▶ _Task directions_: Output the entries verbatim, including every line.

Records:
>> begin

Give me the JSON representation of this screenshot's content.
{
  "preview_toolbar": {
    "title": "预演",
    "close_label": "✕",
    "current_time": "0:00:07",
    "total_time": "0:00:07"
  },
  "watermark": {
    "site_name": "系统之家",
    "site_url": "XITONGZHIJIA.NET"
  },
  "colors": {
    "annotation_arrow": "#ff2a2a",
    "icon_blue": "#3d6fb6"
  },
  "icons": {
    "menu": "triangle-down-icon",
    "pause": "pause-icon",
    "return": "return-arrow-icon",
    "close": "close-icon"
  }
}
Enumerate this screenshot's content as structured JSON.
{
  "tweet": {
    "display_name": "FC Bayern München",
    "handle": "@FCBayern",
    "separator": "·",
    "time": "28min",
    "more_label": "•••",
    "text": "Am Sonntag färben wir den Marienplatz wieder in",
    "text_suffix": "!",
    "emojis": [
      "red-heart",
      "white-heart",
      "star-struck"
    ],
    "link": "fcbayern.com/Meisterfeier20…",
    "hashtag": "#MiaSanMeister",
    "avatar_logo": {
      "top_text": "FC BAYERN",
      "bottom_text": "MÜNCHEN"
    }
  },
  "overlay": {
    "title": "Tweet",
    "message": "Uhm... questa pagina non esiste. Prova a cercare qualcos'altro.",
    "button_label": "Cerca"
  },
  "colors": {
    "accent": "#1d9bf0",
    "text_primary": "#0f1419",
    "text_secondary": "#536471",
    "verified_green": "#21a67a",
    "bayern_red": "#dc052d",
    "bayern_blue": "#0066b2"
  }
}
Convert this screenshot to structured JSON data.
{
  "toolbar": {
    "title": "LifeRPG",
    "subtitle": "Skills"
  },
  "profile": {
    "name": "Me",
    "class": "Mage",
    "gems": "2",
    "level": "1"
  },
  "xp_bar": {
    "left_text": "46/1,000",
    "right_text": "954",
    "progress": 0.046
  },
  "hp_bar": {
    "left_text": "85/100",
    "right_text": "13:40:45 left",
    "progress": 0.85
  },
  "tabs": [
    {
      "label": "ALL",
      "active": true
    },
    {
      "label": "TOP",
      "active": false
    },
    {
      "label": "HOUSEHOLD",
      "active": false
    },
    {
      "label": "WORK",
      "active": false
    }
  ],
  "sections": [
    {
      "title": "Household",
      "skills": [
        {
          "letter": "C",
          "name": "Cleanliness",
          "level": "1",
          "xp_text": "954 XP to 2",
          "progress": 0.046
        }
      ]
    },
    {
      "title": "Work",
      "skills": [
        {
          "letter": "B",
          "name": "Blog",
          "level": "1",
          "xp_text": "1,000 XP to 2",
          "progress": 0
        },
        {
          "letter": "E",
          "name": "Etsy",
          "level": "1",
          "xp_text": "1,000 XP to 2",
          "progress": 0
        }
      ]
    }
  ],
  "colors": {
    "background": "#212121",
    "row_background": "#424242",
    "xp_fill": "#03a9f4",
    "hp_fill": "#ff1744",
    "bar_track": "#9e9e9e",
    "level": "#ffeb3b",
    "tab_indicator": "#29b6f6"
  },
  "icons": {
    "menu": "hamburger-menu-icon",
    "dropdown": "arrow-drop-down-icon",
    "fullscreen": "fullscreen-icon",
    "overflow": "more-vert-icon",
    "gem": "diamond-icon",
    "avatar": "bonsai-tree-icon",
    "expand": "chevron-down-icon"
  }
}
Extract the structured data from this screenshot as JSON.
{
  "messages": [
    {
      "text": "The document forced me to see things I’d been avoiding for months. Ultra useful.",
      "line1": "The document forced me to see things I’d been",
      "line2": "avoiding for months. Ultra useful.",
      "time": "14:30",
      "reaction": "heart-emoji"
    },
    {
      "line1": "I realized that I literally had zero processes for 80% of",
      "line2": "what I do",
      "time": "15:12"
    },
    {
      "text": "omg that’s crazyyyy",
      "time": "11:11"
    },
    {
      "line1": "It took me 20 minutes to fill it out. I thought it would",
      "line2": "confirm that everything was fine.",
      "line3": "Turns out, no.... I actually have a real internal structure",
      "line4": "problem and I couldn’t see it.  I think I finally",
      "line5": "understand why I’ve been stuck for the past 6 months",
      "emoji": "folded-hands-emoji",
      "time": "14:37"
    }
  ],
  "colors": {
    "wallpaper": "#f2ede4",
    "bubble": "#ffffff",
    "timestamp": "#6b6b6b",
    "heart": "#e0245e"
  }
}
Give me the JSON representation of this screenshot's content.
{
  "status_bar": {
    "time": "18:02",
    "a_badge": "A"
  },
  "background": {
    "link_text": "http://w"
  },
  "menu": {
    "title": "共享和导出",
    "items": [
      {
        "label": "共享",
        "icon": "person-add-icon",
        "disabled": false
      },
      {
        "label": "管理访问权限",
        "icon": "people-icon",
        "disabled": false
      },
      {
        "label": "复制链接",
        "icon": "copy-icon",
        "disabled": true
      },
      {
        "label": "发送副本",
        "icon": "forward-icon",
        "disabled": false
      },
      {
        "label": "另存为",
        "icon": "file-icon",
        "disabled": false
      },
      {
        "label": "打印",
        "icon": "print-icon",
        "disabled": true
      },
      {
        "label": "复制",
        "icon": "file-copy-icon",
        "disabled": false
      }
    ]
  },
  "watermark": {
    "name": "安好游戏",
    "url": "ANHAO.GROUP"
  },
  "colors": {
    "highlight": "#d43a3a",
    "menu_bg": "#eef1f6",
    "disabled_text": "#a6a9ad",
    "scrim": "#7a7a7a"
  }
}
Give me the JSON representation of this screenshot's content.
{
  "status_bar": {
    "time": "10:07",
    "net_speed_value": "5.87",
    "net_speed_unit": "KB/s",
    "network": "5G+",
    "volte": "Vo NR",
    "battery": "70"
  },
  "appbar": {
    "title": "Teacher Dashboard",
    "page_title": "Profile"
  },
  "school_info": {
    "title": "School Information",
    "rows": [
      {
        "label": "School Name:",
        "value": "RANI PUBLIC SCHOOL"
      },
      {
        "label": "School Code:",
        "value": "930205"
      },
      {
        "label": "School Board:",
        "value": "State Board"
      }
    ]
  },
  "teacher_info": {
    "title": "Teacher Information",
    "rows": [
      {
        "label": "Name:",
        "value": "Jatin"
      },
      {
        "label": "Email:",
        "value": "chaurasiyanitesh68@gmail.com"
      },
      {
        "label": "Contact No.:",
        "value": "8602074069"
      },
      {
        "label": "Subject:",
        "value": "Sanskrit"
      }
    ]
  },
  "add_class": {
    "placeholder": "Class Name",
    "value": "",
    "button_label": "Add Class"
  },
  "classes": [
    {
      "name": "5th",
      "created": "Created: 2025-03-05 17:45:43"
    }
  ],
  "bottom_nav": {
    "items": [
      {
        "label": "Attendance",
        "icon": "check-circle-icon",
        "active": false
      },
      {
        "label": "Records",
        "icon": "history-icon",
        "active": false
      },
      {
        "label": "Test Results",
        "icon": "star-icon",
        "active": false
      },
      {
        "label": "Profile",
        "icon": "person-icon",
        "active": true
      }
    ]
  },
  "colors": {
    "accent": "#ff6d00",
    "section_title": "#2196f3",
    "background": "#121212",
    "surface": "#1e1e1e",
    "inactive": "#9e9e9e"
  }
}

>> end

▶ _Response to this task_:
Give me the JSON representation of this screenshot's content.
{
  "preview_toolbar": {
    "title": "预演",
    "close_label": "✕",
    "current_time": "0:00:07",
    "total_time": "0:00:07"
  },
  "watermark": {
    "site_name": "系统之家",
    "site_url": "XITONGZHIJIA.NET"
  },
  "colors": {
    "annotation_arrow": "#ff2a2a",
    "icon_blue": "#3d6fb6"
  },
  "icons": {
    "menu": "triangle-down-icon",
    "pause": "pause-icon",
    "return": "return-arrow-icon",
    "close": "close-icon"
  }
}
Enumerate this screenshot's content as structured JSON.
{
  "tweet": {
    "display_name": "FC Bayern München",
    "handle": "@FCBayern",
    "separator": "·",
    "time": "28min",
    "more_label": "•••",
    "text": "Am Sonntag färben wir den Marienplatz wieder in",
    "text_suffix": "!",
    "emojis": [
      "red-heart",
      "white-heart",
      "star-struck"
    ],
    "link": "fcbayern.com/Meisterfeier20…",
    "hashtag": "#MiaSanMeister",
    "avatar_logo": {
      "top_text": "FC BAYERN",
      "bottom_text": "MÜNCHEN"
    }
  },
  "overlay": {
    "title": "Tweet",
    "message": "Uhm... questa pagina non esiste. Prova a cercare qualcos'altro.",
    "button_label": "Cerca"
  },
  "colors": {
    "accent": "#1d9bf0",
    "text_primary": "#0f1419",
    "text_secondary": "#536471",
    "verified_green": "#21a67a",
    "bayern_red": "#dc052d",
    "bayern_blue": "#0066b2"
  }
}
Convert this screenshot to structured JSON data.
{
  "toolbar": {
    "title": "LifeRPG",
    "subtitle": "Skills"
  },
  "profile": {
    "name": "Me",
    "class": "Mage",
    "gems": "2",
    "level": "1"
  },
  "xp_bar": {
    "left_text": "46/1,000",
    "right_text": "954",
    "progress": 0.046
  },
  "hp_bar": {
    "left_text": "85/100",
    "right_text": "13:40:45 left",
    "progress": 0.85
  },
  "tabs": [
    {
      "label": "ALL",
      "active": true
    },
    {
      "label": "TOP",
      "active": false
    },
    {
      "label": "HOUSEHOLD",
      "active": false
    },
    {
      "label": "WORK",
      "active": false
    }
  ],
  "sections": [
    {
      "title": "Household",
      "skills": [
        {
          "letter": "C",
          "name": "Cleanliness",
          "level": "1",
          "xp_text": "954 XP to 2",
          "progress": 0.046
        }
      ]
    },
    {
      "title": "Work",
      "skills": [
        {
          "letter": "B",
          "name": "Blog",
          "level": "1",
          "xp_text": "1,000 XP to 2",
          "progress": 0
        },
        {
          "letter": "E",
          "name": "Etsy",
          "level": "1",
          "xp_text": "1,000 XP to 2",
          "progress": 0
        }
      ]
    }
  ],
  "colors": {
    "background": "#212121",
    "row_background": "#424242",
    "xp_fill": "#03a9f4",
    "hp_fill": "#ff1744",
    "bar_track": "#9e9e9e",
    "level": "#ffeb3b",
    "tab_indicator": "#29b6f6"
  },
  "icons": {
    "menu": "hamburger-menu-icon",
    "dropdown": "arrow-drop-down-icon",
    "fullscreen": "fullscreen-icon",
    "overflow": "more-vert-icon",
    "gem": "diamond-icon",
    "avatar": "bonsai-tree-icon",
    "expand": "chevron-down-icon"
  }
}
Extract the structured data from this screenshot as JSON.
{
  "messages": [
    {
      "text": "The document forced me to see things I’d been avoiding for months. Ultra useful.",
      "line1": "The document forced me to see things I’d been",
      "line2": "avoiding for months. Ultra useful.",
      "time": "14:30",
      "reaction": "heart-emoji"
    },
    {
      "line1": "I realized that I literally had zero processes for 80% of",
      "line2": "what I do",
      "time": "15:12"
    },
    {
      "text": "omg that’s crazyyyy",
      "time": "11:11"
    },
    {
      "line1": "It took me 20 minutes to fill it out. I thought it would",
      "line2": "confirm that everything was fine.",
      "line3": "Turns out, no.... I actually have a real internal structure",
      "line4": "problem and I couldn’t see it.  I think I finally",
      "line5": "understand why I’ve been stuck for the past 6 months",
      "emoji": "folded-hands-emoji",
      "time": "14:37"
    }
  ],
  "colors": {
    "wallpaper": "#f2ede4",
    "bubble": "#ffffff",
    "timestamp": "#6b6b6b",
    "heart": "#e0245e"
  }
}
Give me the JSON representation of this screenshot's content.
{
  "status_bar": {
    "time": "18:02",
    "a_badge": "A"
  },
  "background": {
    "link_text": "http://w"
  },
  "menu": {
    "title": "共享和导出",
    "items": [
      {
        "label": "共享",
        "icon": "person-add-icon",
        "disabled": false
      },
      {
        "label": "管理访问权限",
        "icon": "people-icon",
        "disabled": false
      },
      {
        "label": "复制链接",
        "icon": "copy-icon",
        "disabled": true
      },
      {
        "label": "发送副本",
        "icon": "forward-icon",
        "disabled": false
      },
      {
        "label": "另存为",
        "icon": "file-icon",
        "disabled": false
      },
      {
        "label": "打印",
        "icon": "print-icon",
        "disabled": true
      },
      {
        "label": "复制",
        "icon": "file-copy-icon",
        "disabled": false
      }
    ]
  },
  "watermark": {
    "name": "安好游戏",
    "url": "ANHAO.GROUP"
  },
  "colors": {
    "highlight": "#d43a3a",
    "menu_bg": "#eef1f6",
    "disabled_text": "#a6a9ad",
    "scrim": "#7a7a7a"
  }
}
Give me the JSON representation of this screenshot's content.
{
  "status_bar": {
    "time": "10:07",
    "net_speed_value": "5.87",
    "net_speed_unit": "KB/s",
    "network": "5G+",
    "volte": "Vo NR",
    "battery": "70"
  },
  "appbar": {
    "title": "Teacher Dashboard",
    "page_title": "Profile"
  },
  "school_info": {
    "title": "School Information",
    "rows": [
      {
        "label": "School Name:",
        "value": "RANI PUBLIC SCHOOL"
      },
      {
        "label": "School Code:",
        "value": "930205"
      },
      {
        "label": "School Board:",
        "value": "State Board"
      }
    ]
  },
  "teacher_info": {
    "title": "Teacher Information",
    "rows": [
      {
        "label": "Name:",
        "value": "Jatin"
      },
      {
        "label": "Email:",
        "value": "chaurasiyanitesh68@gmail.com"
      },
      {
        "label": "Contact No.:",
        "value": "8602074069"
      },
      {
        "label": "Subject:",
        "value": "Sanskrit"
      }
    ]
  },
  "add_class": {
    "placeholder": "Class Name",
    "value": "",
    "button_label": "Add Class"
  },
  "classes": [
    {
      "name": "5th",
      "created": "Created: 2025-03-05 17:45:43"
    }
  ],
  "bottom_nav": {
    "items": [
      {
        "label": "Attendance",
        "icon": "check-circle-icon",
        "active": false
      },
      {
        "label": "Records",
        "icon": "history-icon",
        "active": false
      },
      {
        "label": "Test Results",
        "icon": "star-icon",
        "active": false
      },
      {
        "label": "Profile",
        "icon": "person-icon",
        "active": true
      }
    ]
  },
  "colors": {
    "accent": "#ff6d00",
    "section_title": "#2196f3",
    "background": "#121212",
    "surface": "#1e1e1e",
    "inactive": "#9e9e9e"
  }
}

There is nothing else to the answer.